**Written request**
In the entries below, identify every line with the string "grupodelta" and copy it.

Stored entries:
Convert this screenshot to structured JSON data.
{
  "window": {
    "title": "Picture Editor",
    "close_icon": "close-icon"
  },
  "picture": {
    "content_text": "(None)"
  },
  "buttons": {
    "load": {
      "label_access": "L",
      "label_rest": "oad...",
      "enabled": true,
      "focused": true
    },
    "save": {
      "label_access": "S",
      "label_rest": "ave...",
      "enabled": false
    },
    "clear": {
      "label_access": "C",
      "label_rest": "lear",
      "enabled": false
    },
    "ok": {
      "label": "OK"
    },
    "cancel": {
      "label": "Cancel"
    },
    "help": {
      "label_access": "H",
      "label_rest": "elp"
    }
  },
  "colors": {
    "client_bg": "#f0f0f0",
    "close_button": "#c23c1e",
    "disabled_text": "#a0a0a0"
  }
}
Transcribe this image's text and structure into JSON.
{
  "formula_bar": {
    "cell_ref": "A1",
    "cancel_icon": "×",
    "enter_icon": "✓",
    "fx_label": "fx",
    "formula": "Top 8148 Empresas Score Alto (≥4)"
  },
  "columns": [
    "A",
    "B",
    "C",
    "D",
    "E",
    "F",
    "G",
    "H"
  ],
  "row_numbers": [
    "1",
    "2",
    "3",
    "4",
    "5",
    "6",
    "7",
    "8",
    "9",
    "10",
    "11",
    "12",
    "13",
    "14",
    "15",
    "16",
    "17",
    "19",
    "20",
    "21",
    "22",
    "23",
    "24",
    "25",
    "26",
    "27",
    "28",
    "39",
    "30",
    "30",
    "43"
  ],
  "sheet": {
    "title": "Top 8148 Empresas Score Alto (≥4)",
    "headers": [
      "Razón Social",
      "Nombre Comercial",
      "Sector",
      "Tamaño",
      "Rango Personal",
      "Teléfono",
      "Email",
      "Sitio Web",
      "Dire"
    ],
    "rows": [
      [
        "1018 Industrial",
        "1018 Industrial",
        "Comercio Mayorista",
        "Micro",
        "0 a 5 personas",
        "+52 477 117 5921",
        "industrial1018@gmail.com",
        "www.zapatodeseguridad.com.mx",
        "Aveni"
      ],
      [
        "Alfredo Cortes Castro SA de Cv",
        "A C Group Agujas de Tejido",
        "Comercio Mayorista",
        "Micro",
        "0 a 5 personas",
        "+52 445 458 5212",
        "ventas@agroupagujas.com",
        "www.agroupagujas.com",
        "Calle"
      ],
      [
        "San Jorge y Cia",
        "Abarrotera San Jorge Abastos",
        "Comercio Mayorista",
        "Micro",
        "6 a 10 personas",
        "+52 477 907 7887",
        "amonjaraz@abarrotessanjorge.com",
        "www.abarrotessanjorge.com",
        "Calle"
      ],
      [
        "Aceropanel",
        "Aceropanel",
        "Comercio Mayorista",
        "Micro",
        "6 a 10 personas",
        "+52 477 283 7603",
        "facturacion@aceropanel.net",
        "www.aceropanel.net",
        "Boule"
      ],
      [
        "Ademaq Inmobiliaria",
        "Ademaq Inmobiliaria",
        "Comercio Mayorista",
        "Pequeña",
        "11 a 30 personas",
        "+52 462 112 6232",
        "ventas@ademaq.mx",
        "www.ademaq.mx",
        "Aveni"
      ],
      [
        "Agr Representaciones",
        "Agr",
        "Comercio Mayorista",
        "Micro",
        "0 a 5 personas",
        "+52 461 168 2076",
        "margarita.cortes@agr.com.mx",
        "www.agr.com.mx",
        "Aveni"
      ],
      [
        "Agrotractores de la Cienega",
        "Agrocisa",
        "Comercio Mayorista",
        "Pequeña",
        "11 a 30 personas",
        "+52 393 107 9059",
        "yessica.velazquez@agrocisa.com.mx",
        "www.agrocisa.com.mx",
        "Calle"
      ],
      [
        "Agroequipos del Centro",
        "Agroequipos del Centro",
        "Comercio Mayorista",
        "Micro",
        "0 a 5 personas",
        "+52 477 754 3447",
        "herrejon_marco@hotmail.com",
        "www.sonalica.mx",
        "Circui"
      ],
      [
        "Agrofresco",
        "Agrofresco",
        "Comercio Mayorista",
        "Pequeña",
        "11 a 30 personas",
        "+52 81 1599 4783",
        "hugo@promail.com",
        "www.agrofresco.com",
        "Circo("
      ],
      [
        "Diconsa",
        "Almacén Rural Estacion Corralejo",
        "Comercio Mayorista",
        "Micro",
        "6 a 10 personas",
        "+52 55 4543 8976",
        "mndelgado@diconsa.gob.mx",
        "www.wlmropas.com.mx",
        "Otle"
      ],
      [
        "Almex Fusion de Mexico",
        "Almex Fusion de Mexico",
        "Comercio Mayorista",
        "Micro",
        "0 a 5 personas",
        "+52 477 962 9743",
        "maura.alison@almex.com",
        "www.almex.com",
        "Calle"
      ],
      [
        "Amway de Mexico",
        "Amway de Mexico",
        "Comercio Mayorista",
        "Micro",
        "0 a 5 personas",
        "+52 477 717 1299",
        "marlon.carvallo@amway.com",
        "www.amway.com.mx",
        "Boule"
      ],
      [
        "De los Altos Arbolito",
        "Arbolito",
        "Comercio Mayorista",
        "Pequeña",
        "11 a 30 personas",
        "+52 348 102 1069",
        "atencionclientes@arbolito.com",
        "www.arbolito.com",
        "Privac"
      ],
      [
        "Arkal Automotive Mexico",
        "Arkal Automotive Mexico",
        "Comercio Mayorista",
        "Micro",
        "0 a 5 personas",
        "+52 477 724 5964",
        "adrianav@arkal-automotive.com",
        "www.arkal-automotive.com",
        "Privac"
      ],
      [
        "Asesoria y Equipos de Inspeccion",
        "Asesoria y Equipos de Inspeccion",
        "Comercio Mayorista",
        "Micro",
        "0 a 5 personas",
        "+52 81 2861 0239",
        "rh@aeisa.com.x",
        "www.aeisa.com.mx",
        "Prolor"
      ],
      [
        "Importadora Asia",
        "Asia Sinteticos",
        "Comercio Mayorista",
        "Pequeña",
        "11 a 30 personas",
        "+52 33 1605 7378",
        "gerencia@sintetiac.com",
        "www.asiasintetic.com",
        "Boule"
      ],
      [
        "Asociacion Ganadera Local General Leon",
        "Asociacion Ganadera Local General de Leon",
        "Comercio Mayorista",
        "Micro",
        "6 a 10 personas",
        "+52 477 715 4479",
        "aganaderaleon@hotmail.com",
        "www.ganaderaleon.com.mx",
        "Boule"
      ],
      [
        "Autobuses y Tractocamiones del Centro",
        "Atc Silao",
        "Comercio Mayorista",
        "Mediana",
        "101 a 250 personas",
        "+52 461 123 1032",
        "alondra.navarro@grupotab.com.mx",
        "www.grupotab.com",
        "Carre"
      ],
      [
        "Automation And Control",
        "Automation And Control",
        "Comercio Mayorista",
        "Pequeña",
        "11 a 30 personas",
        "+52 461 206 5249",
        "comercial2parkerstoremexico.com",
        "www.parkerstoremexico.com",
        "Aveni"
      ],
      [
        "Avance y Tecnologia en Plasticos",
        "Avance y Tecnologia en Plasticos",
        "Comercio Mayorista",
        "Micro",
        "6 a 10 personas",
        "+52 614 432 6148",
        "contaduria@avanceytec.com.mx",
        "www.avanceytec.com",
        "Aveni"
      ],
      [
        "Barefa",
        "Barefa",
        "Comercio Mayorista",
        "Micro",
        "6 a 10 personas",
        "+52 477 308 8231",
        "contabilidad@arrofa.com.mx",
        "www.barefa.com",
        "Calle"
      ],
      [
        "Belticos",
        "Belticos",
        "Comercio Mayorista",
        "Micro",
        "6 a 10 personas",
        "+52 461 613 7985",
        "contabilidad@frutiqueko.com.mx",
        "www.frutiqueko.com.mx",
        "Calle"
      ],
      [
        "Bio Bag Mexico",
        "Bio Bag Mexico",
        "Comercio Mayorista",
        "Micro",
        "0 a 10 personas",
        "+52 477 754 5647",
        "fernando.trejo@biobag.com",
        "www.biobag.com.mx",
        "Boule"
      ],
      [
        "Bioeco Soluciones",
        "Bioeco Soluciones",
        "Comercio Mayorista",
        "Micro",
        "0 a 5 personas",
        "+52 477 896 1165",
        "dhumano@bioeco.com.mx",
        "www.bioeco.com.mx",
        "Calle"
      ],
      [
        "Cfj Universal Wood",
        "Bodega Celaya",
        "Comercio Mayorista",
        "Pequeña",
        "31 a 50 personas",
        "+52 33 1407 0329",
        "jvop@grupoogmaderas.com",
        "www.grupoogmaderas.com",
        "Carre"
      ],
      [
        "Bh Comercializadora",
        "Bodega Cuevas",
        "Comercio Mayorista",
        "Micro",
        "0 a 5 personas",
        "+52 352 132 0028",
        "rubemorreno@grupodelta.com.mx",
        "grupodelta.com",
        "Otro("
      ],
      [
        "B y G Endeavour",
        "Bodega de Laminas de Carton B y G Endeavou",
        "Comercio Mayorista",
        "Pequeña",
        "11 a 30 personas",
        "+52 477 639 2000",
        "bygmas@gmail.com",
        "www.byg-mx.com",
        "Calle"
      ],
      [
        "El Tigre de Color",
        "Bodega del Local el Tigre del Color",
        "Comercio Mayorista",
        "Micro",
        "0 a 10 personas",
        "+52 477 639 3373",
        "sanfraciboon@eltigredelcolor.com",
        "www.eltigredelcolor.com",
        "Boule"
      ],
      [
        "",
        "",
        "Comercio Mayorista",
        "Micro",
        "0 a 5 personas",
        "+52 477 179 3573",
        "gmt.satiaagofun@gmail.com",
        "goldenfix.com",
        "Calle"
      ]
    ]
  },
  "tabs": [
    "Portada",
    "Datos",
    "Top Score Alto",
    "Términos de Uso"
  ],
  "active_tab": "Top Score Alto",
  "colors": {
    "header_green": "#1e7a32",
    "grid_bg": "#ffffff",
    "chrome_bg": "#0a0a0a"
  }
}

**Task answer**
        "rubemorreno@grupodelta.com.mx",
        "grupodelta.com",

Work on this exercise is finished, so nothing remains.